▶ _The data_
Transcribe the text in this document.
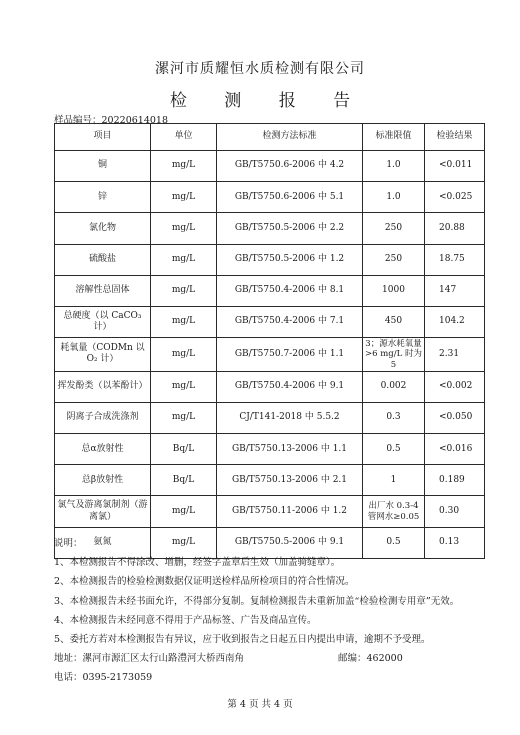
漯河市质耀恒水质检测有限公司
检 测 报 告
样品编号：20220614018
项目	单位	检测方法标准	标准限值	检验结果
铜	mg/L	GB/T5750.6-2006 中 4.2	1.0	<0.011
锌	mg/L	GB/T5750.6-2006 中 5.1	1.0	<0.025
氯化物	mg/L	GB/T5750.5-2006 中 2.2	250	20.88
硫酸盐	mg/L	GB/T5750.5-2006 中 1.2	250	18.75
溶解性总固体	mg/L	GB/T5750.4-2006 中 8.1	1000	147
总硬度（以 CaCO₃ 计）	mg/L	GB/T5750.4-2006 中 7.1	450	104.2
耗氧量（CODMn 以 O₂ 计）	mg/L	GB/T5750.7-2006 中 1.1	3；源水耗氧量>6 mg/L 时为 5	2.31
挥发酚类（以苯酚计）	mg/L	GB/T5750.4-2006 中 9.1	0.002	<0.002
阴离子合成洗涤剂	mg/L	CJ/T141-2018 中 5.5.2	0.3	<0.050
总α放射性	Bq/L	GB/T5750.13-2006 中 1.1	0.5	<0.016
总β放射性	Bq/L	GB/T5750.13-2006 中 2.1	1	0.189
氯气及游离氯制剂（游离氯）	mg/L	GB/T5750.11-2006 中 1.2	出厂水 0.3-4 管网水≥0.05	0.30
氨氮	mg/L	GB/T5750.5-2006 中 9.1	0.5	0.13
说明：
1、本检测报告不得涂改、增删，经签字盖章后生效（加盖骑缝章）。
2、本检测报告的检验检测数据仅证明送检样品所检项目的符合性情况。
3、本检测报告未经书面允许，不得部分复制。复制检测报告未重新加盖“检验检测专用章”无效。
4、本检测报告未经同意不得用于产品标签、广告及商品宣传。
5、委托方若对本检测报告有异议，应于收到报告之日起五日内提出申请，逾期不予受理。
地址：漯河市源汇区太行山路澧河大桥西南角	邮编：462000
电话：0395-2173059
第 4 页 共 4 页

▶ _Stated exercise_
Can you repeat every record above exactly, apart from the pictures?

▶ _Task solution_
Transcribe the text in this document.
漯河市质耀恒水质检测有限公司
检 测 报 告
样品编号：20220614018
项目	单位	检测方法标准	标准限值	检验结果
铜	mg/L	GB/T5750.6-2006 中 4.2	1.0	<0.011
锌	mg/L	GB/T5750.6-2006 中 5.1	1.0	<0.025
氯化物	mg/L	GB/T5750.5-2006 中 2.2	250	20.88
硫酸盐	mg/L	GB/T5750.5-2006 中 1.2	250	18.75
溶解性总固体	mg/L	GB/T5750.4-2006 中 8.1	1000	147
总硬度（以 CaCO₃ 计）	mg/L	GB/T5750.4-2006 中 7.1	450	104.2
耗氧量（CODMn 以 O₂ 计）	mg/L	GB/T5750.7-2006 中 1.1	3；源水耗氧量>6 mg/L 时为 5	2.31
挥发酚类（以苯酚计）	mg/L	GB/T5750.4-2006 中 9.1	0.002	<0.002
阴离子合成洗涤剂	mg/L	CJ/T141-2018 中 5.5.2	0.3	<0.050
总α放射性	Bq/L	GB/T5750.13-2006 中 1.1	0.5	<0.016
总β放射性	Bq/L	GB/T5750.13-2006 中 2.1	1	0.189
氯气及游离氯制剂（游离氯）	mg/L	GB/T5750.11-2006 中 1.2	出厂水 0.3-4 管网水≥0.05	0.30
氨氮	mg/L	GB/T5750.5-2006 中 9.1	0.5	0.13
说明：
1、本检测报告不得涂改、增删，经签字盖章后生效（加盖骑缝章）。
2、本检测报告的检验检测数据仅证明送检样品所检项目的符合性情况。
3、本检测报告未经书面允许，不得部分复制。复制检测报告未重新加盖“检验检测专用章”无效。
4、本检测报告未经同意不得用于产品标签、广告及商品宣传。
5、委托方若对本检测报告有异议，应于收到报告之日起五日内提出申请，逾期不予受理。
地址：漯河市源汇区太行山路澧河大桥西南角	邮编：462000
电话：0395-2173059
第 4 页 共 4 页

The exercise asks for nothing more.